Stored entries
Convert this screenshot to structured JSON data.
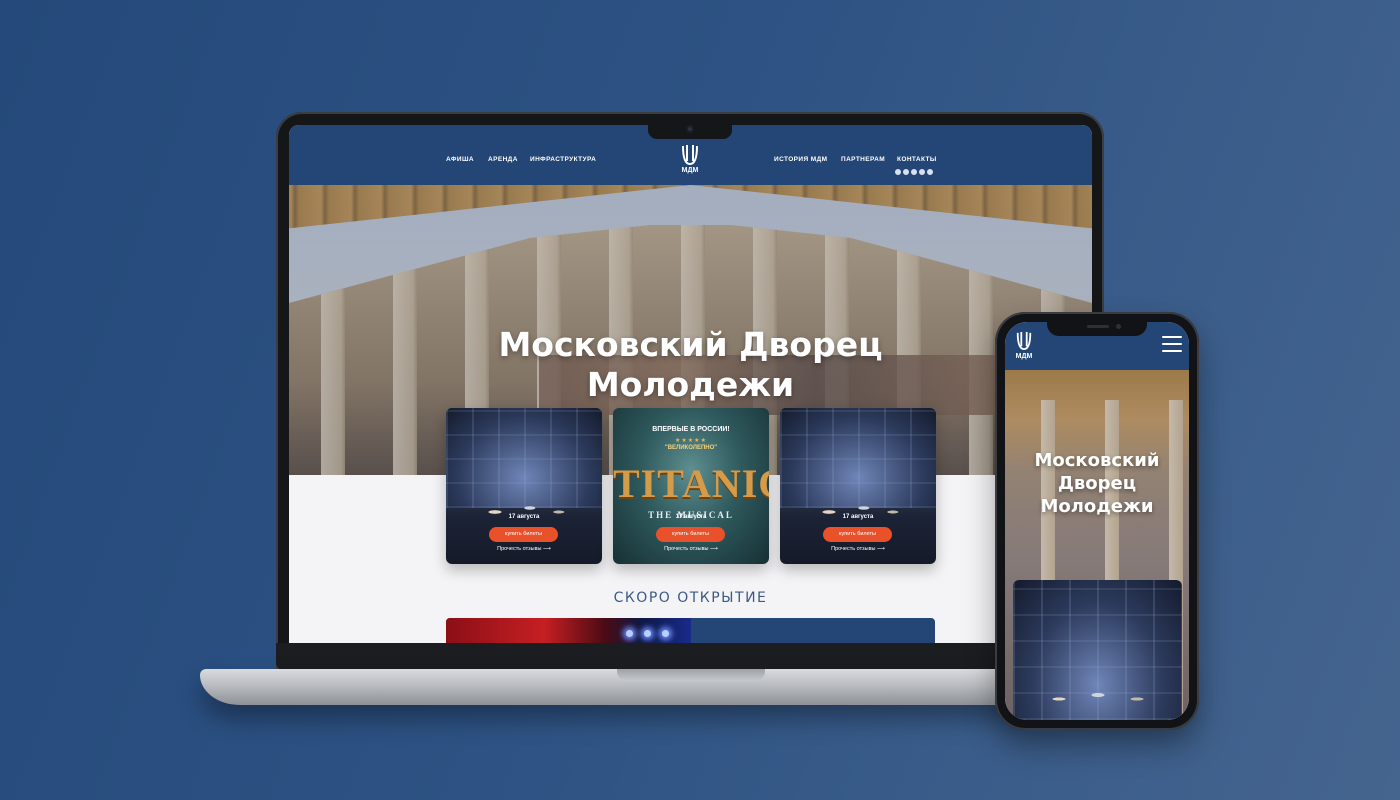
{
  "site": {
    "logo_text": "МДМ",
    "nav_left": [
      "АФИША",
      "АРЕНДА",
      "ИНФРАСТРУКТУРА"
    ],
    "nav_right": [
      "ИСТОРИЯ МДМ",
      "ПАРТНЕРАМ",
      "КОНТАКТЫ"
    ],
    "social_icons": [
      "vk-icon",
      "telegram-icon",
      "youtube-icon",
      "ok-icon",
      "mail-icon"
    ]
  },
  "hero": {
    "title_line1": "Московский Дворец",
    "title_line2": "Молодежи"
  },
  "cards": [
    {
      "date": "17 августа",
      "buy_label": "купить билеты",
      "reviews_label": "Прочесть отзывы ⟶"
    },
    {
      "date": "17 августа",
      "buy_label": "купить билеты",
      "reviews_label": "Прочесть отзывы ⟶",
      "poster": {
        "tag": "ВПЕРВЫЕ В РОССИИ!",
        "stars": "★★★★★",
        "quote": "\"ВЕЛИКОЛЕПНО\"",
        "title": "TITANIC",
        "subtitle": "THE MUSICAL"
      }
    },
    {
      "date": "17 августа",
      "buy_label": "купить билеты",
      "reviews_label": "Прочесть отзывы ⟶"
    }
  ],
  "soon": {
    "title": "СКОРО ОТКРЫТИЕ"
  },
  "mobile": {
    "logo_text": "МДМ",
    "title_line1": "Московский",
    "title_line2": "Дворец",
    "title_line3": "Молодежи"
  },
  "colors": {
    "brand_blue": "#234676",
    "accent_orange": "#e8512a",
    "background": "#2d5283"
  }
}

WHAT YOU NEED TO DO. All entries must be written out again exactly as given, with no pictures in the copy.

THE OUTPUT.
Convert this screenshot to structured JSON data.
{
  "site": {
    "logo_text": "МДМ",
    "nav_left": [
      "АФИША",
      "АРЕНДА",
      "ИНФРАСТРУКТУРА"
    ],
    "nav_right": [
      "ИСТОРИЯ МДМ",
      "ПАРТНЕРАМ",
      "КОНТАКТЫ"
    ],
    "social_icons": [
      "vk-icon",
      "telegram-icon",
      "youtube-icon",
      "ok-icon",
      "mail-icon"
    ]
  },
  "hero": {
    "title_line1": "Московский Дворец",
    "title_line2": "Молодежи"
  },
  "cards": [
    {
      "date": "17 августа",
      "buy_label": "купить билеты",
      "reviews_label": "Прочесть отзывы ⟶"
    },
    {
      "date": "17 августа",
      "buy_label": "купить билеты",
      "reviews_label": "Прочесть отзывы ⟶",
      "poster": {
        "tag": "ВПЕРВЫЕ В РОССИИ!",
        "stars": "★★★★★",
        "quote": "\"ВЕЛИКОЛЕПНО\"",
        "title": "TITANIC",
        "subtitle": "THE MUSICAL"
      }
    },
    {
      "date": "17 августа",
      "buy_label": "купить билеты",
      "reviews_label": "Прочесть отзывы ⟶"
    }
  ],
  "soon": {
    "title": "СКОРО ОТКРЫТИЕ"
  },
  "mobile": {
    "logo_text": "МДМ",
    "title_line1": "Московский",
    "title_line2": "Дворец",
    "title_line3": "Молодежи"
  },
  "colors": {
    "brand_blue": "#234676",
    "accent_orange": "#e8512a",
    "background": "#2d5283"
  }
}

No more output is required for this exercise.